» Work to be completed: Please copy out every line of the listing below in which the word "participar" appears.

Top of Materials provided

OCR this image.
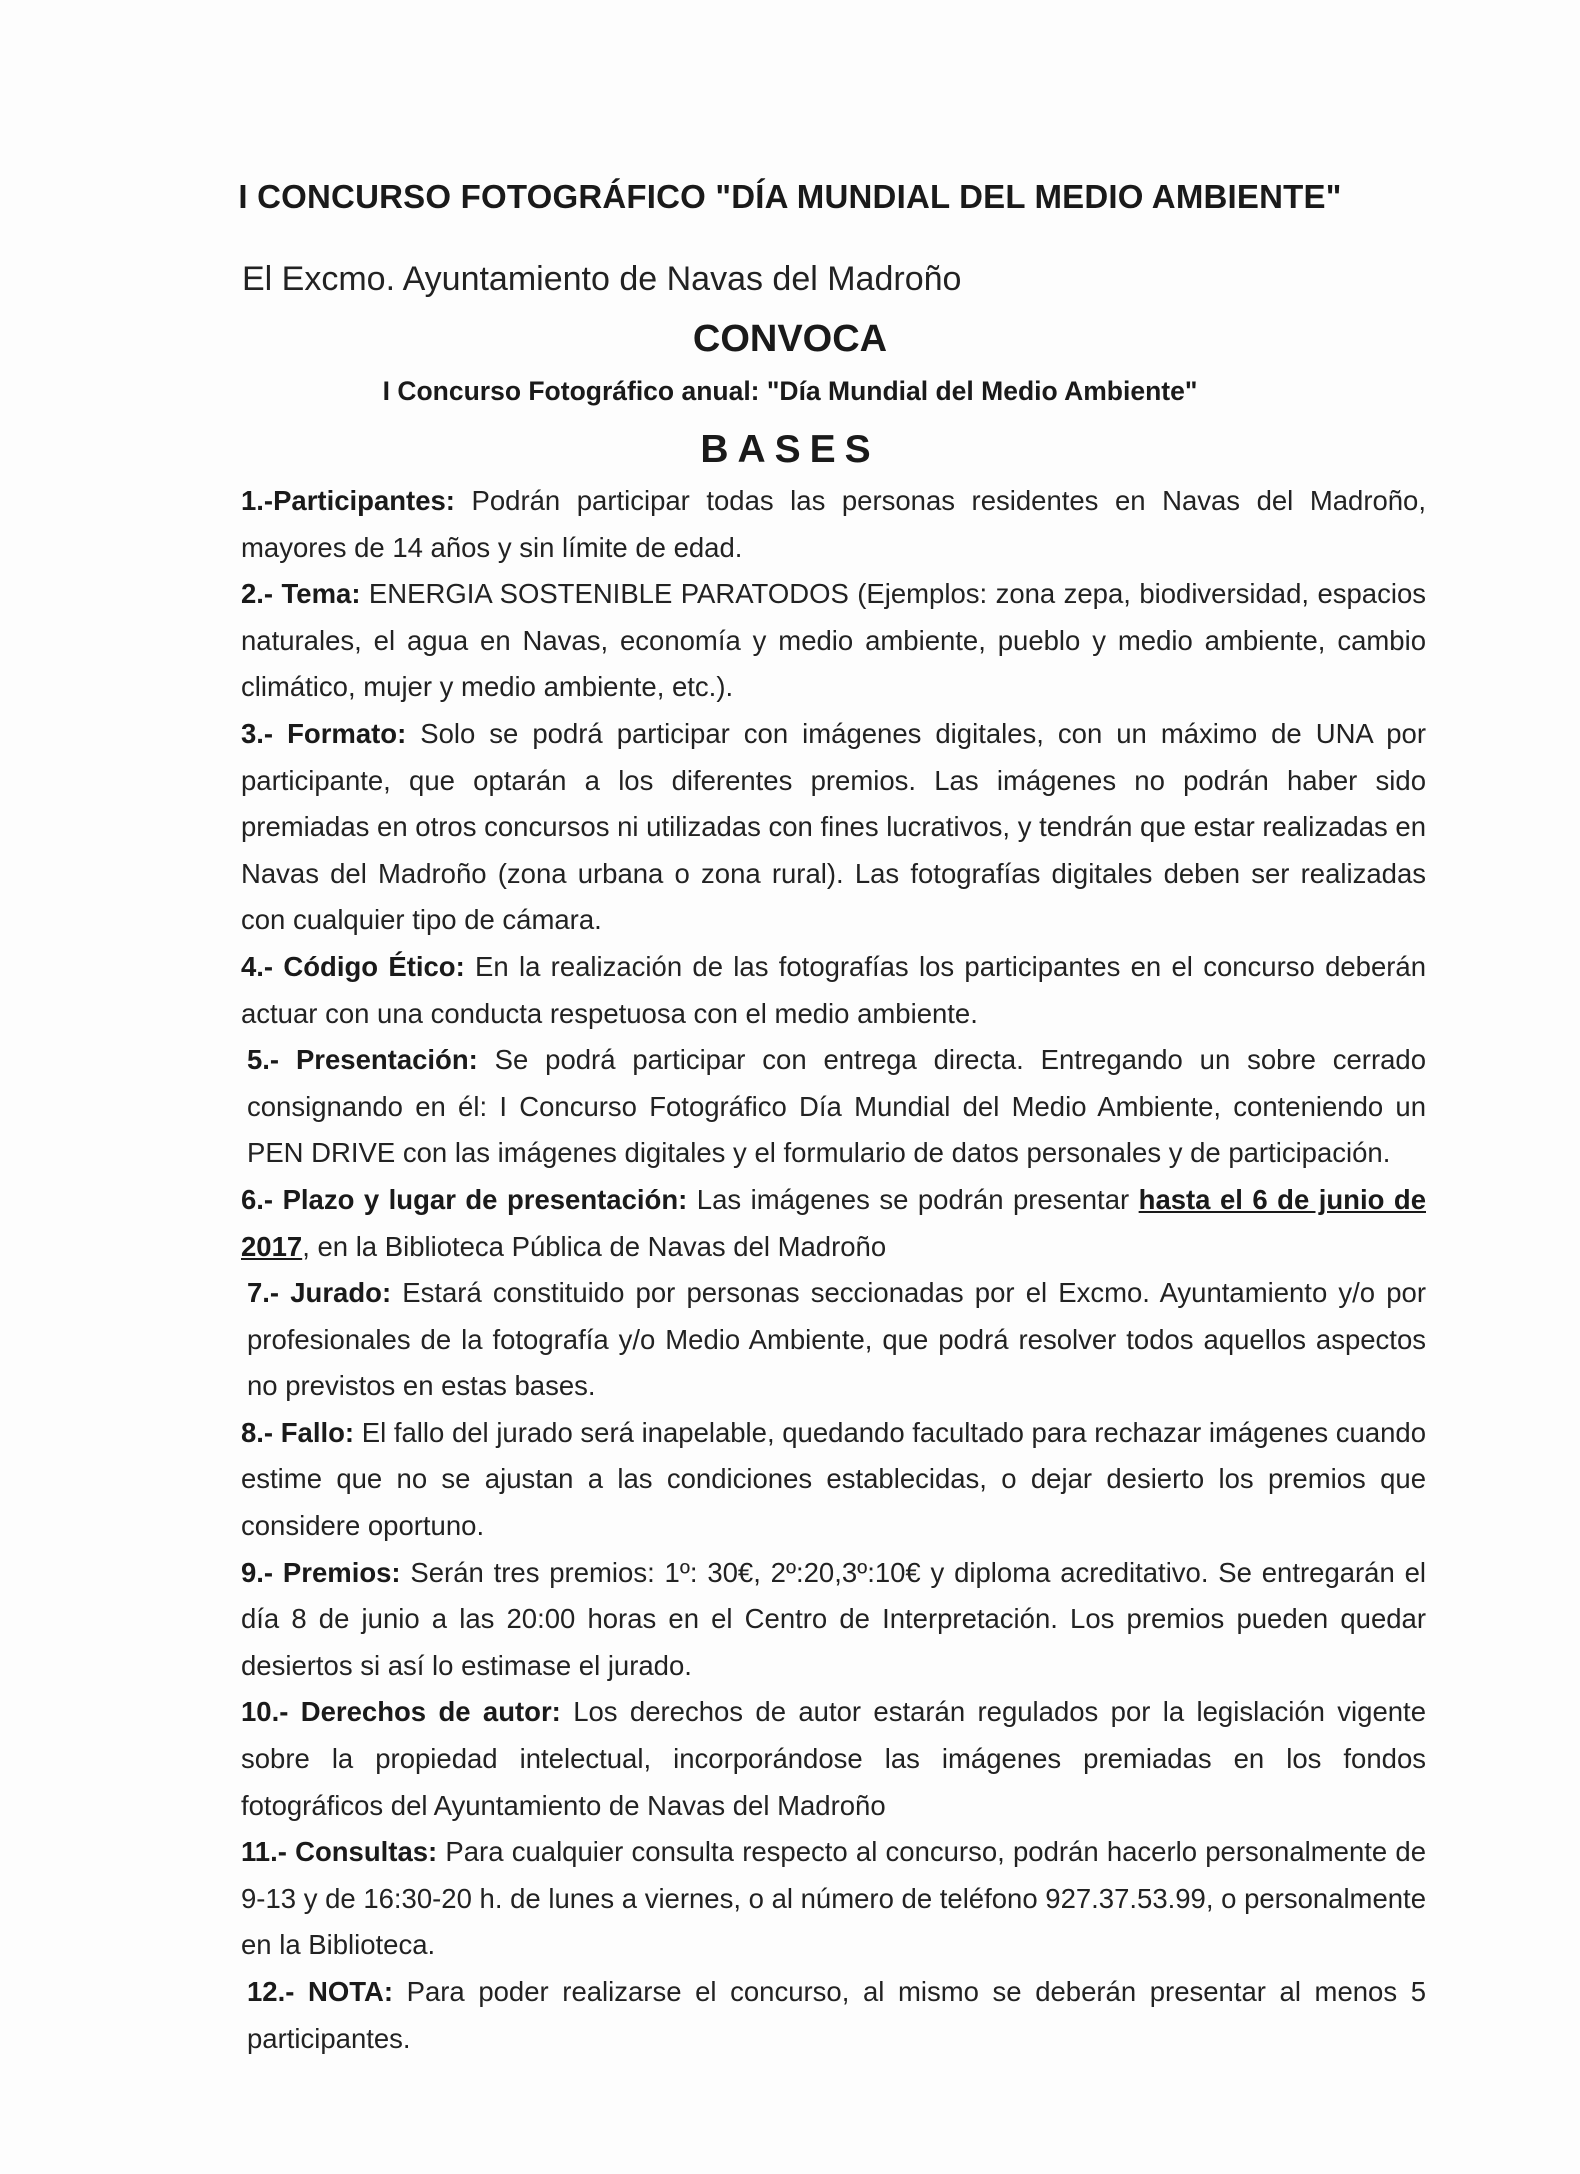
I CONCURSO FOTOGRÁFICO "DÍA MUNDIAL DEL MEDIO AMBIENTE"
El Excmo. Ayuntamiento de Navas del Madroño
CONVOCA
I Concurso Fotográfico anual: "Día Mundial del Medio Ambiente"
BASES

1.-Participantes: Podrán participar todas las personas residentes en Navas del Madroño, mayores de 14 años y sin límite de edad.

2.- Tema: ENERGIA SOSTENIBLE PARATODOS (Ejemplos: zona zepa, biodiversidad, espacios naturales, el agua en Navas, economía y medio ambiente, pueblo y medio ambiente, cambio climático, mujer y medio ambiente, etc.).

3.- Formato: Solo se podrá participar con imágenes digitales, con un máximo de UNA por participante, que optarán a los diferentes premios. Las imágenes no podrán haber sido premiadas en otros concursos ni utilizadas con fines lucrativos, y tendrán que estar realizadas en Navas del Madroño (zona urbana o zona rural). Las fotografías digitales deben ser realizadas con cualquier tipo de cámara.

4.- Código Ético: En la realización de las fotografías los participantes en el concurso deberán actuar con una conducta respetuosa con el medio ambiente.

5.- Presentación: Se podrá participar con entrega directa. Entregando un sobre cerrado consignando en él: I Concurso Fotográfico Día Mundial del Medio Ambiente, conteniendo un PEN DRIVE con las imágenes digitales y el formulario de datos personales y de participación.

6.- Plazo y lugar de presentación: Las imágenes se podrán presentar hasta el 6 de junio de 2017, en la Biblioteca Pública de Navas del Madroño

7.- Jurado: Estará constituido por personas seccionadas por el Excmo. Ayuntamiento y/o por profesionales de la fotografía y/o Medio Ambiente, que podrá resolver todos aquellos aspectos no previstos en estas bases.

8.- Fallo: El fallo del jurado será inapelable, quedando facultado para rechazar imágenes cuando estime que no se ajustan a las condiciones establecidas, o dejar desierto los premios que considere oportuno.

9.- Premios: Serán tres premios: 1º: 30€, 2º:20,3º:10€ y diploma acreditativo. Se entregarán el día 8 de junio a las 20:00 horas en el Centro de Interpretación. Los premios pueden quedar desiertos si así lo estimase el jurado.

10.- Derechos de autor: Los derechos de autor estarán regulados por la legislación vigente sobre la propiedad intelectual, incorporándose las imágenes premiadas en los fondos fotográficos del Ayuntamiento de Navas del Madroño

11.- Consultas: Para cualquier consulta respecto al concurso, podrán hacerlo personalmente de 9-13 y de 16:30-20 h. de lunes a viernes, o al número de teléfono 927.37.53.99, o personalmente en la Biblioteca.

12.- NOTA: Para poder realizarse el concurso, al mismo se deberán presentar al menos 5 participantes.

Bottom of Materials provided

» Answer section:
1.-Participantes: Podrán participar todas las personas residentes en Navas del Madroño, mayores de 14 años y sin límite de edad.
3.- Formato: Solo se podrá participar con imágenes digitales, con un máximo de UNA por participante, que optarán a los diferentes premios. Las imágenes no podrán haber sido premiadas en otros concursos ni utilizadas con fines lucrativos, y tendrán que estar realizadas en Navas del Madroño (zona urbana o zona rural). Las fotografías digitales deben ser realizadas con cualquier tipo de cámara.
5.- Presentación: Se podrá participar con entrega directa. Entregando un sobre cerrado consignando en él: I Concurso Fotográfico Día Mundial del Medio Ambiente, conteniendo un PEN DRIVE con las imágenes digitales y el formulario de datos personales y de participación.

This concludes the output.